## Begin Supplied data

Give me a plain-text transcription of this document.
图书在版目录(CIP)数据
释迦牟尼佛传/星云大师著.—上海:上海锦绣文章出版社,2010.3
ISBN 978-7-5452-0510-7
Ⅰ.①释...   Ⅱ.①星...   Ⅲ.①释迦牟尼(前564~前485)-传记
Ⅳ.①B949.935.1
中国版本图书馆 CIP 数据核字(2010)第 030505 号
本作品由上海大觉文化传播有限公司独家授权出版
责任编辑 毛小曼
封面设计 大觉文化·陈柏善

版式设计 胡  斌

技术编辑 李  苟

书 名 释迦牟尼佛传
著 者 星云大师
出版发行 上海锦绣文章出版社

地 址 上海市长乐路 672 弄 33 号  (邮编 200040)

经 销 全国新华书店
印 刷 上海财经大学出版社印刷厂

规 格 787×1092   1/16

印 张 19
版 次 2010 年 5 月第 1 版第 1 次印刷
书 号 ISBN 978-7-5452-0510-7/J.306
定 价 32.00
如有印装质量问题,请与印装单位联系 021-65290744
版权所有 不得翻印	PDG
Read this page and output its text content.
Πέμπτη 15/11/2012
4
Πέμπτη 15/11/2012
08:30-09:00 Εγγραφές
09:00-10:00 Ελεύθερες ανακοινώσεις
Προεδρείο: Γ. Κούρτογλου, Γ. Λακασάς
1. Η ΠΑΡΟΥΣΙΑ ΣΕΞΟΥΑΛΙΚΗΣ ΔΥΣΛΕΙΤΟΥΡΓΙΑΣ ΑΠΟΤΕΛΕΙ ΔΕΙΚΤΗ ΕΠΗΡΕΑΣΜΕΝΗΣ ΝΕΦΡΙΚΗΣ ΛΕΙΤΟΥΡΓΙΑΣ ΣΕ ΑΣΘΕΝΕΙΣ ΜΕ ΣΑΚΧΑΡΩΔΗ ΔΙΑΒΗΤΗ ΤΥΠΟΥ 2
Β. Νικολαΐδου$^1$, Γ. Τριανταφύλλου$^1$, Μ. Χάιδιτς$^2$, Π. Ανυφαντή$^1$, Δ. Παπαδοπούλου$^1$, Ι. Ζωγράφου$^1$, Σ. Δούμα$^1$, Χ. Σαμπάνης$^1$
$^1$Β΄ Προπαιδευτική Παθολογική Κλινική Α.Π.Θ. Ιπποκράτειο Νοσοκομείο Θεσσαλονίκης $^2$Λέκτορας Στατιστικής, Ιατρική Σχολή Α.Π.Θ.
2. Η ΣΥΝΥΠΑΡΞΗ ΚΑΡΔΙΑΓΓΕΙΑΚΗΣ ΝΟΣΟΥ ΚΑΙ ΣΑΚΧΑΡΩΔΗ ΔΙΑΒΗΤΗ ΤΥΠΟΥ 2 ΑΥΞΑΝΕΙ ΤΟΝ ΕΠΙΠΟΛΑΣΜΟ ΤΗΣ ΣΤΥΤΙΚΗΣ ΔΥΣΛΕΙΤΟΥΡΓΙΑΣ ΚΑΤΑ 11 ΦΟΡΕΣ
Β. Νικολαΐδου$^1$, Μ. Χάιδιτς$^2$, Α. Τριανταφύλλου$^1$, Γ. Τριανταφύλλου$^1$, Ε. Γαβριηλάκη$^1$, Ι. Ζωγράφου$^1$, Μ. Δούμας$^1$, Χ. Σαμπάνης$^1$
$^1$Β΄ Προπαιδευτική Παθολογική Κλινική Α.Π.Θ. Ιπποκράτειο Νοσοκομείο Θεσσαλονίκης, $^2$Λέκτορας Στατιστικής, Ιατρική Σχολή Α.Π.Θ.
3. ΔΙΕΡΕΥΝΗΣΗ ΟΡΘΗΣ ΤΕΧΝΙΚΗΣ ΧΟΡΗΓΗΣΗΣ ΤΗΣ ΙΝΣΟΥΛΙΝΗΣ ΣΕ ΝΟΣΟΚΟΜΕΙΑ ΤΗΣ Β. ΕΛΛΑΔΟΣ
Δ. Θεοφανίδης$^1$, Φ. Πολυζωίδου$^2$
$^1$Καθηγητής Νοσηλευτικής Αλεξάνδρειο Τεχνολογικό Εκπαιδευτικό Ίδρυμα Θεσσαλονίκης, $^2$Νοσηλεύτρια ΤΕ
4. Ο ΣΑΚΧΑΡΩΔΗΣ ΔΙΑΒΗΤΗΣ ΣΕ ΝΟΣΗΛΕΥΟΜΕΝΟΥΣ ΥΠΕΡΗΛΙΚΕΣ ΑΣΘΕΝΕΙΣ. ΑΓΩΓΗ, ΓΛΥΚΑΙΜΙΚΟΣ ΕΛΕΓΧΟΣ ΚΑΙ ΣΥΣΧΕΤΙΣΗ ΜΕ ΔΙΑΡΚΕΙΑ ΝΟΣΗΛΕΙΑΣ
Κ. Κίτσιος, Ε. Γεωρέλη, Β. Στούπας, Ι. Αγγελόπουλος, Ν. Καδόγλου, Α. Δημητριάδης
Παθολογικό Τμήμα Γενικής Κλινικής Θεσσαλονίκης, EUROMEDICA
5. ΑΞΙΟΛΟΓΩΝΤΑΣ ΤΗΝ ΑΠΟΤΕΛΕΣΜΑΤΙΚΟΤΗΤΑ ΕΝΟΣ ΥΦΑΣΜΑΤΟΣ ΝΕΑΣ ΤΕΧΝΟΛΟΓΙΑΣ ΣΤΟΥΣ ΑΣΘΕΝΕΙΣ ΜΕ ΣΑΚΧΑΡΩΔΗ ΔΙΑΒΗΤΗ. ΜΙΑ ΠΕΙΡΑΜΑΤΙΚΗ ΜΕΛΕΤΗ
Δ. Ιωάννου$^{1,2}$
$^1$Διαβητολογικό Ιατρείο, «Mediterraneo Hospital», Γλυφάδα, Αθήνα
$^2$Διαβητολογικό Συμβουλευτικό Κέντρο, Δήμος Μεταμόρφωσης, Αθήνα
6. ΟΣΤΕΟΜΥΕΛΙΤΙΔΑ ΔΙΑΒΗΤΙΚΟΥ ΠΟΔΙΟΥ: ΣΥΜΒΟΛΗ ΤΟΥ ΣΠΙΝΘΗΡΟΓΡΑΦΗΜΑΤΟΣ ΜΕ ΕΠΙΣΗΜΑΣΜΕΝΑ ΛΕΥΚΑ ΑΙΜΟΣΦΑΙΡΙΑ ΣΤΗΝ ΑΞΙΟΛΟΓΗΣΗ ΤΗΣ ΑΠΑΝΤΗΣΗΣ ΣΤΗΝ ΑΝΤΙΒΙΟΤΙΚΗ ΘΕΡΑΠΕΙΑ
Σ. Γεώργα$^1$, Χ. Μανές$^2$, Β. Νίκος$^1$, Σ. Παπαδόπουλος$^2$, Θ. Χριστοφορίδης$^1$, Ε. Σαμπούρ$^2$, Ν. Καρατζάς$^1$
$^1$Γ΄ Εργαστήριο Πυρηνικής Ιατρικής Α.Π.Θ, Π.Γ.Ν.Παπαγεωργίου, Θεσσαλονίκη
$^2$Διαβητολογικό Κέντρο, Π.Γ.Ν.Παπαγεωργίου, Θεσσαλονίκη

## End Supplied data

-- Instructions to follow --
Repeat every record, keeping each word and mark exactly as it is.

-- Exercise response --
Give me a plain-text transcription of this document.
图书在版目录(CIP)数据
释迦牟尼佛传/星云大师著.—上海:上海锦绣文章出版社,2010.3
ISBN 978-7-5452-0510-7
Ⅰ.①释...   Ⅱ.①星...   Ⅲ.①释迦牟尼(前564~前485)-传记
Ⅳ.①B949.935.1
中国版本图书馆 CIP 数据核字(2010)第 030505 号
本作品由上海大觉文化传播有限公司独家授权出版
责任编辑 毛小曼
封面设计 大觉文化·陈柏善

版式设计 胡  斌

技术编辑 李  苟

书 名 释迦牟尼佛传
著 者 星云大师
出版发行 上海锦绣文章出版社

地 址 上海市长乐路 672 弄 33 号  (邮编 200040)

经 销 全国新华书店
印 刷 上海财经大学出版社印刷厂

规 格 787×1092   1/16

印 张 19
版 次 2010 年 5 月第 1 版第 1 次印刷
书 号 ISBN 978-7-5452-0510-7/J.306
定 价 32.00
如有印装质量问题,请与印装单位联系 021-65290744
版权所有 不得翻印	PDG
Read this page and output its text content.
Πέμπτη 15/11/2012
4
Πέμπτη 15/11/2012
08:30-09:00 Εγγραφές
09:00-10:00 Ελεύθερες ανακοινώσεις
Προεδρείο: Γ. Κούρτογλου, Γ. Λακασάς
1. Η ΠΑΡΟΥΣΙΑ ΣΕΞΟΥΑΛΙΚΗΣ ΔΥΣΛΕΙΤΟΥΡΓΙΑΣ ΑΠΟΤΕΛΕΙ ΔΕΙΚΤΗ ΕΠΗΡΕΑΣΜΕΝΗΣ ΝΕΦΡΙΚΗΣ ΛΕΙΤΟΥΡΓΙΑΣ ΣΕ ΑΣΘΕΝΕΙΣ ΜΕ ΣΑΚΧΑΡΩΔΗ ΔΙΑΒΗΤΗ ΤΥΠΟΥ 2
Β. Νικολαΐδου$^1$, Γ. Τριανταφύλλου$^1$, Μ. Χάιδιτς$^2$, Π. Ανυφαντή$^1$, Δ. Παπαδοπούλου$^1$, Ι. Ζωγράφου$^1$, Σ. Δούμα$^1$, Χ. Σαμπάνης$^1$
$^1$Β΄ Προπαιδευτική Παθολογική Κλινική Α.Π.Θ. Ιπποκράτειο Νοσοκομείο Θεσσαλονίκης $^2$Λέκτορας Στατιστικής, Ιατρική Σχολή Α.Π.Θ.
2. Η ΣΥΝΥΠΑΡΞΗ ΚΑΡΔΙΑΓΓΕΙΑΚΗΣ ΝΟΣΟΥ ΚΑΙ ΣΑΚΧΑΡΩΔΗ ΔΙΑΒΗΤΗ ΤΥΠΟΥ 2 ΑΥΞΑΝΕΙ ΤΟΝ ΕΠΙΠΟΛΑΣΜΟ ΤΗΣ ΣΤΥΤΙΚΗΣ ΔΥΣΛΕΙΤΟΥΡΓΙΑΣ ΚΑΤΑ 11 ΦΟΡΕΣ
Β. Νικολαΐδου$^1$, Μ. Χάιδιτς$^2$, Α. Τριανταφύλλου$^1$, Γ. Τριανταφύλλου$^1$, Ε. Γαβριηλάκη$^1$, Ι. Ζωγράφου$^1$, Μ. Δούμας$^1$, Χ. Σαμπάνης$^1$
$^1$Β΄ Προπαιδευτική Παθολογική Κλινική Α.Π.Θ. Ιπποκράτειο Νοσοκομείο Θεσσαλονίκης, $^2$Λέκτορας Στατιστικής, Ιατρική Σχολή Α.Π.Θ.
3. ΔΙΕΡΕΥΝΗΣΗ ΟΡΘΗΣ ΤΕΧΝΙΚΗΣ ΧΟΡΗΓΗΣΗΣ ΤΗΣ ΙΝΣΟΥΛΙΝΗΣ ΣΕ ΝΟΣΟΚΟΜΕΙΑ ΤΗΣ Β. ΕΛΛΑΔΟΣ
Δ. Θεοφανίδης$^1$, Φ. Πολυζωίδου$^2$
$^1$Καθηγητής Νοσηλευτικής Αλεξάνδρειο Τεχνολογικό Εκπαιδευτικό Ίδρυμα Θεσσαλονίκης, $^2$Νοσηλεύτρια ΤΕ
4. Ο ΣΑΚΧΑΡΩΔΗΣ ΔΙΑΒΗΤΗΣ ΣΕ ΝΟΣΗΛΕΥΟΜΕΝΟΥΣ ΥΠΕΡΗΛΙΚΕΣ ΑΣΘΕΝΕΙΣ. ΑΓΩΓΗ, ΓΛΥΚΑΙΜΙΚΟΣ ΕΛΕΓΧΟΣ ΚΑΙ ΣΥΣΧΕΤΙΣΗ ΜΕ ΔΙΑΡΚΕΙΑ ΝΟΣΗΛΕΙΑΣ
Κ. Κίτσιος, Ε. Γεωρέλη, Β. Στούπας, Ι. Αγγελόπουλος, Ν. Καδόγλου, Α. Δημητριάδης
Παθολογικό Τμήμα Γενικής Κλινικής Θεσσαλονίκης, EUROMEDICA
5. ΑΞΙΟΛΟΓΩΝΤΑΣ ΤΗΝ ΑΠΟΤΕΛΕΣΜΑΤΙΚΟΤΗΤΑ ΕΝΟΣ ΥΦΑΣΜΑΤΟΣ ΝΕΑΣ ΤΕΧΝΟΛΟΓΙΑΣ ΣΤΟΥΣ ΑΣΘΕΝΕΙΣ ΜΕ ΣΑΚΧΑΡΩΔΗ ΔΙΑΒΗΤΗ. ΜΙΑ ΠΕΙΡΑΜΑΤΙΚΗ ΜΕΛΕΤΗ
Δ. Ιωάννου$^{1,2}$
$^1$Διαβητολογικό Ιατρείο, «Mediterraneo Hospital», Γλυφάδα, Αθήνα
$^2$Διαβητολογικό Συμβουλευτικό Κέντρο, Δήμος Μεταμόρφωσης, Αθήνα
6. ΟΣΤΕΟΜΥΕΛΙΤΙΔΑ ΔΙΑΒΗΤΙΚΟΥ ΠΟΔΙΟΥ: ΣΥΜΒΟΛΗ ΤΟΥ ΣΠΙΝΘΗΡΟΓΡΑΦΗΜΑΤΟΣ ΜΕ ΕΠΙΣΗΜΑΣΜΕΝΑ ΛΕΥΚΑ ΑΙΜΟΣΦΑΙΡΙΑ ΣΤΗΝ ΑΞΙΟΛΟΓΗΣΗ ΤΗΣ ΑΠΑΝΤΗΣΗΣ ΣΤΗΝ ΑΝΤΙΒΙΟΤΙΚΗ ΘΕΡΑΠΕΙΑ
Σ. Γεώργα$^1$, Χ. Μανές$^2$, Β. Νίκος$^1$, Σ. Παπαδόπουλος$^2$, Θ. Χριστοφορίδης$^1$, Ε. Σαμπούρ$^2$, Ν. Καρατζάς$^1$
$^1$Γ΄ Εργαστήριο Πυρηνικής Ιατρικής Α.Π.Θ, Π.Γ.Ν.Παπαγεωργίου, Θεσσαλονίκη
$^2$Διαβητολογικό Κέντρο, Π.Γ.Ν.Παπαγεωργίου, Θεσσαλονίκη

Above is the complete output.